- [INSTRUCTIONS TO FOLLOW]:
For each line below that includes the word "xlabel", make a copy.

- [INFORMATION SUPPLIED]:
------------------------------------------------------------
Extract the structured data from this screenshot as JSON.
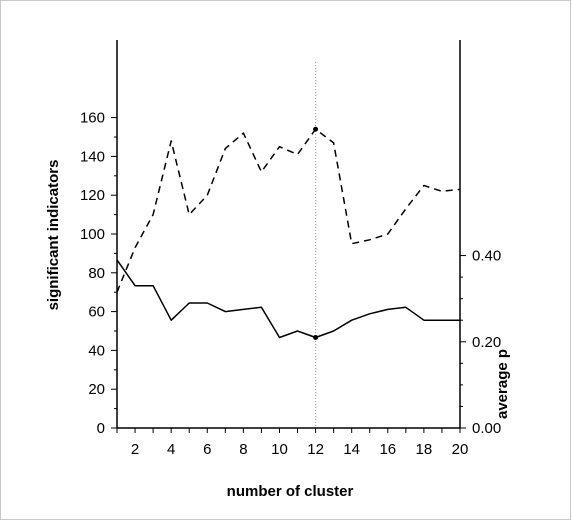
{
  "chart_data": {
    "type": "line",
    "xlabel": "number of cluster",
    "ylabel": "significant indicators",
    "y2label": "average p",
    "xlim": [
      1,
      20
    ],
    "ylim": [
      0,
      200
    ],
    "y2lim": [
      0.0,
      0.9
    ],
    "x": [
      1,
      2,
      3,
      4,
      5,
      6,
      7,
      8,
      9,
      10,
      11,
      12,
      13,
      14,
      15,
      16,
      17,
      18,
      19,
      20
    ],
    "x_ticks": [
      2,
      4,
      6,
      8,
      10,
      12,
      14,
      16,
      18,
      20
    ],
    "y_ticks": [
      0,
      20,
      40,
      60,
      80,
      100,
      120,
      140,
      160
    ],
    "y2_ticks": [
      {
        "value": 0.0,
        "label": "0.00"
      },
      {
        "value": 0.2,
        "label": "0.20"
      },
      {
        "value": 0.4,
        "label": "0.40"
      }
    ],
    "vertical_marker_x": 12,
    "series": [
      {
        "axis": "left",
        "style": "dashed",
        "values": [
          70,
          93,
          110,
          148,
          110,
          120,
          144,
          152,
          132,
          145,
          141,
          154,
          147,
          95,
          97,
          100,
          113,
          125,
          122,
          123
        ]
      },
      {
        "axis": "right",
        "style": "solid",
        "values": [
          0.39,
          0.33,
          0.33,
          0.25,
          0.29,
          0.29,
          0.27,
          0.275,
          0.28,
          0.21,
          0.225,
          0.21,
          0.225,
          0.25,
          0.265,
          0.275,
          0.28,
          0.25,
          0.25,
          0.25
        ]
      }
    ]
  }
}
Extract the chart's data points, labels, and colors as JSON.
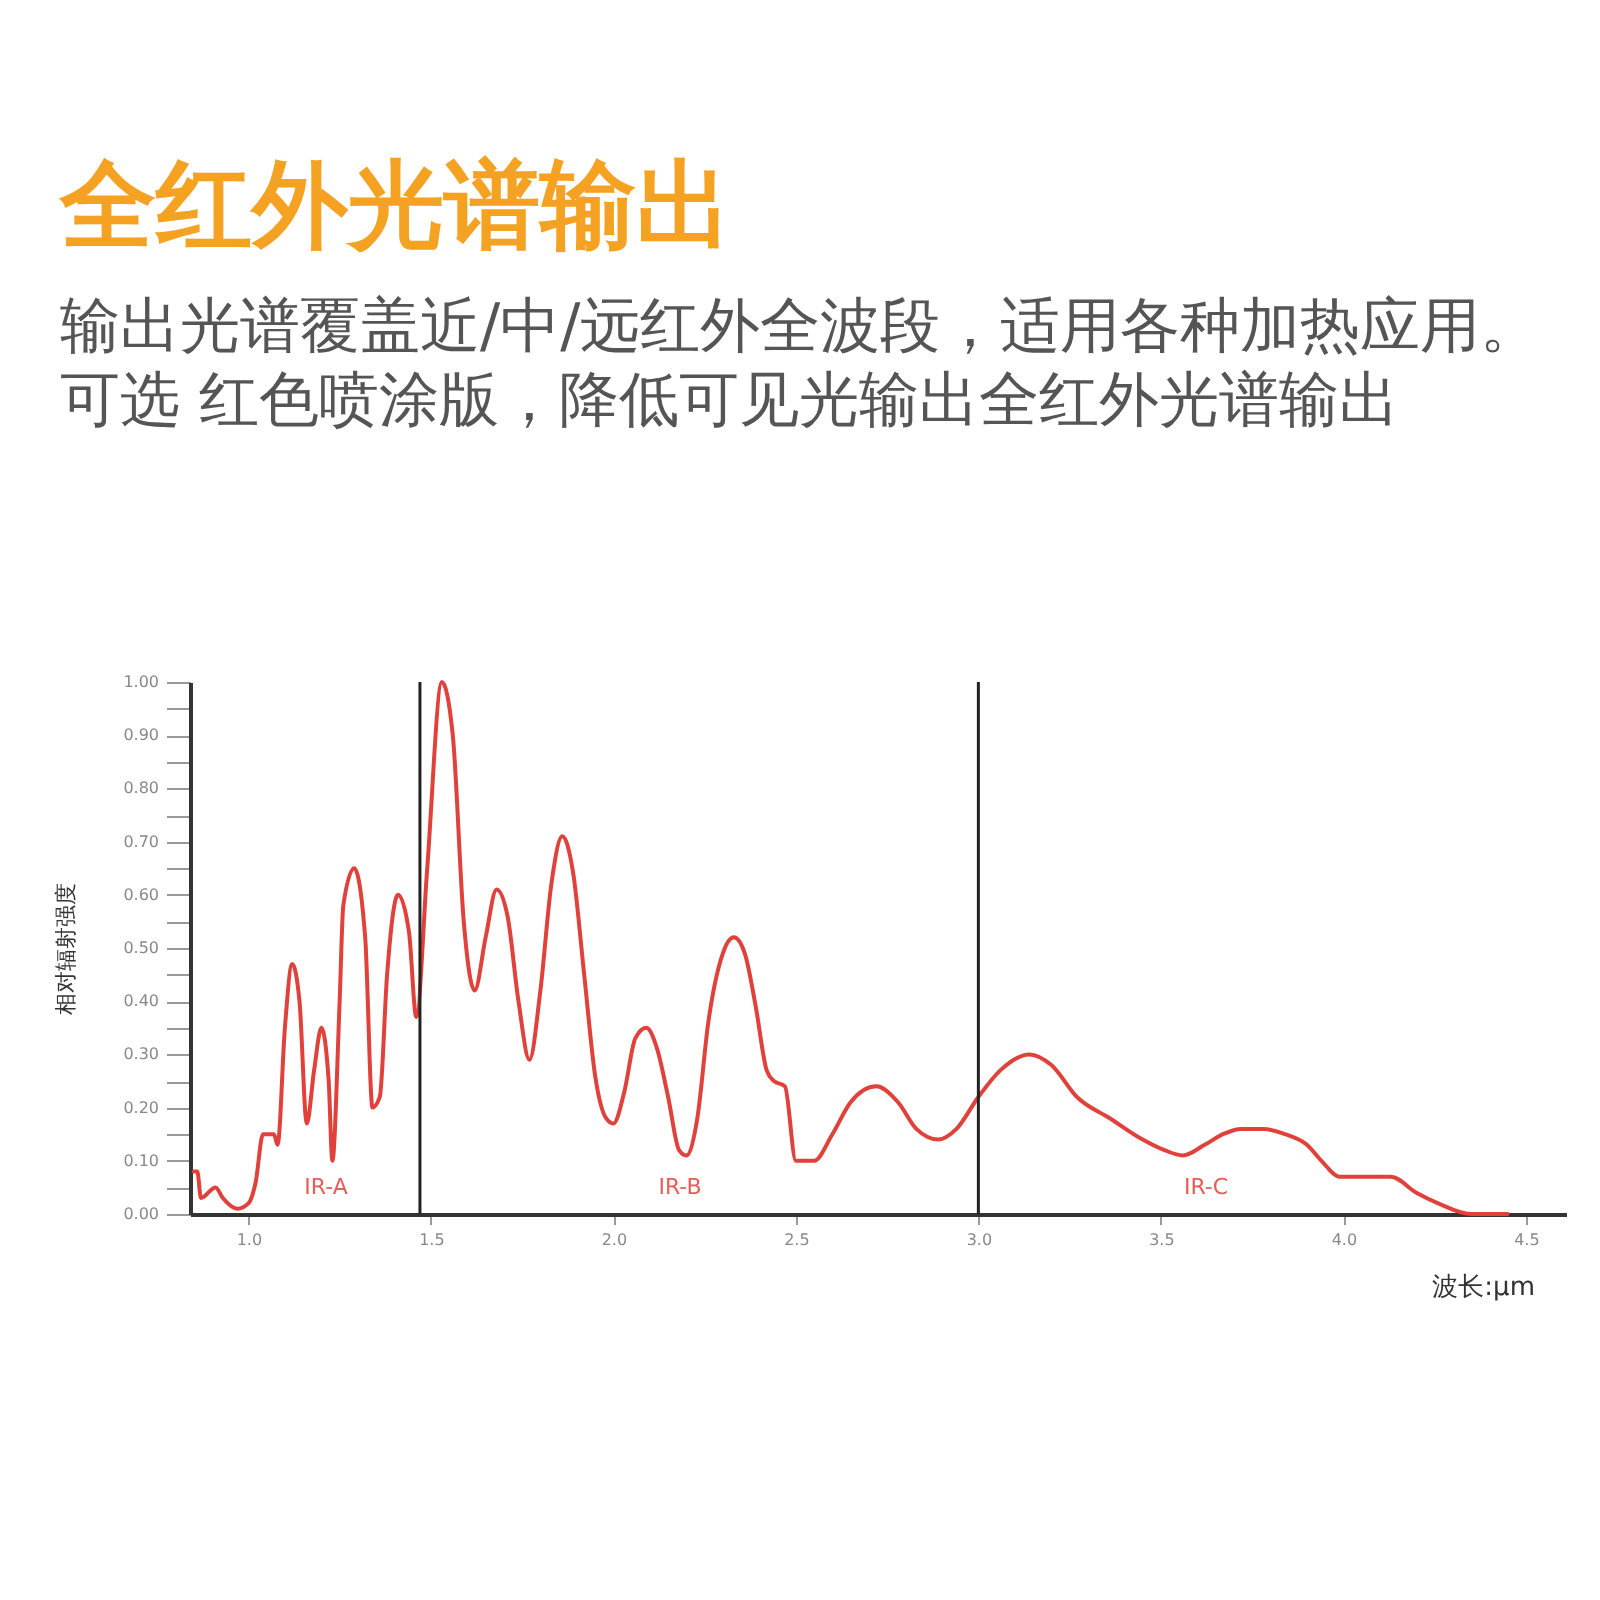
{
  "chart_data": {
    "type": "line",
    "title": "全红外光谱输出",
    "subtitle": "输出光谱覆盖近/中/远红外全波段，适用各种加热应用。可选 红色喷涂版，降低可见光输出全红外光谱输出",
    "xlabel": "波长:μm",
    "ylabel": "相对辐射强度",
    "color": "#e0413a",
    "x": [
      0.85,
      0.86,
      0.87,
      0.91,
      0.93,
      0.97,
      1.0,
      1.02,
      1.04,
      1.07,
      1.08,
      1.1,
      1.12,
      1.14,
      1.16,
      1.18,
      1.2,
      1.22,
      1.23,
      1.25,
      1.26,
      1.29,
      1.32,
      1.34,
      1.36,
      1.38,
      1.41,
      1.44,
      1.46,
      1.49,
      1.53,
      1.56,
      1.59,
      1.62,
      1.65,
      1.68,
      1.71,
      1.74,
      1.77,
      1.8,
      1.83,
      1.86,
      1.89,
      1.92,
      1.95,
      1.98,
      2.0,
      2.03,
      2.06,
      2.09,
      2.12,
      2.15,
      2.18,
      2.2,
      2.23,
      2.26,
      2.3,
      2.33,
      2.36,
      2.39,
      2.42,
      2.44,
      2.47,
      2.5,
      2.55,
      2.6,
      2.65,
      2.72,
      2.78,
      2.83,
      2.89,
      2.94,
      3.0,
      3.06,
      3.14,
      3.2,
      3.27,
      3.36,
      3.45,
      3.51,
      3.56,
      3.62,
      3.67,
      3.72,
      3.78,
      3.84,
      3.9,
      3.94,
      3.99,
      4.13,
      4.2,
      4.26,
      4.35,
      4.45
    ],
    "values": [
      0.08,
      0.08,
      0.03,
      0.05,
      0.03,
      0.01,
      0.02,
      0.06,
      0.15,
      0.15,
      0.13,
      0.35,
      0.47,
      0.4,
      0.17,
      0.27,
      0.35,
      0.25,
      0.1,
      0.4,
      0.58,
      0.65,
      0.52,
      0.2,
      0.22,
      0.45,
      0.6,
      0.53,
      0.37,
      0.65,
      1.0,
      0.9,
      0.55,
      0.42,
      0.52,
      0.61,
      0.56,
      0.4,
      0.29,
      0.42,
      0.62,
      0.71,
      0.64,
      0.45,
      0.26,
      0.18,
      0.17,
      0.23,
      0.33,
      0.35,
      0.31,
      0.22,
      0.12,
      0.11,
      0.18,
      0.36,
      0.49,
      0.52,
      0.49,
      0.39,
      0.27,
      0.25,
      0.24,
      0.1,
      0.1,
      0.15,
      0.21,
      0.24,
      0.21,
      0.16,
      0.14,
      0.16,
      0.22,
      0.27,
      0.3,
      0.28,
      0.22,
      0.18,
      0.14,
      0.12,
      0.11,
      0.13,
      0.15,
      0.16,
      0.16,
      0.15,
      0.13,
      0.1,
      0.07,
      0.07,
      0.04,
      0.02,
      0.0,
      0.0
    ],
    "xlim": [
      0.84,
      4.61
    ],
    "xticks": [
      {
        "value": 1,
        "label": "1.0"
      },
      1.5,
      {
        "value": 2,
        "label": "2.0"
      },
      2.5,
      {
        "value": 3,
        "label": "3.0"
      },
      3.5,
      {
        "value": 4,
        "label": "4.0"
      },
      4.5
    ],
    "ylim": [
      0,
      1
    ],
    "yticks": [
      {
        "value": 0,
        "label": "0.00"
      },
      {
        "value": 0.05,
        "label": null
      },
      {
        "value": 0.1,
        "label": "0.10"
      },
      {
        "value": 0.15,
        "label": null
      },
      {
        "value": 0.2,
        "label": "0.20"
      },
      {
        "value": 0.25,
        "label": null
      },
      {
        "value": 0.3,
        "label": "0.30"
      },
      {
        "value": 0.35,
        "label": null
      },
      {
        "value": 0.4,
        "label": "0.40"
      },
      {
        "value": 0.45,
        "label": null
      },
      {
        "value": 0.5,
        "label": "0.50"
      },
      {
        "value": 0.55,
        "label": null
      },
      {
        "value": 0.6,
        "label": "0.60"
      },
      {
        "value": 0.65,
        "label": null
      },
      {
        "value": 0.7,
        "label": "0.70"
      },
      {
        "value": 0.75,
        "label": null
      },
      {
        "value": 0.8,
        "label": "0.80"
      },
      {
        "value": 0.85,
        "label": null
      },
      {
        "value": 0.9,
        "label": "0.90"
      },
      {
        "value": 0.95,
        "label": null
      },
      {
        "value": 1,
        "label": "1.00"
      }
    ],
    "ref_lines": [
      {
        "axis": "x",
        "value": 1.47,
        "color": "#222222"
      },
      {
        "axis": "x",
        "value": 3.0,
        "color": "#222222"
      }
    ],
    "annotations": [
      "IR-A",
      "IR-B",
      "IR-C"
    ]
  }
}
------------------------------------------------------------
- [ANSWER]:
    "xlabel": "number of cluster",
    "xlabel": "波长:μm",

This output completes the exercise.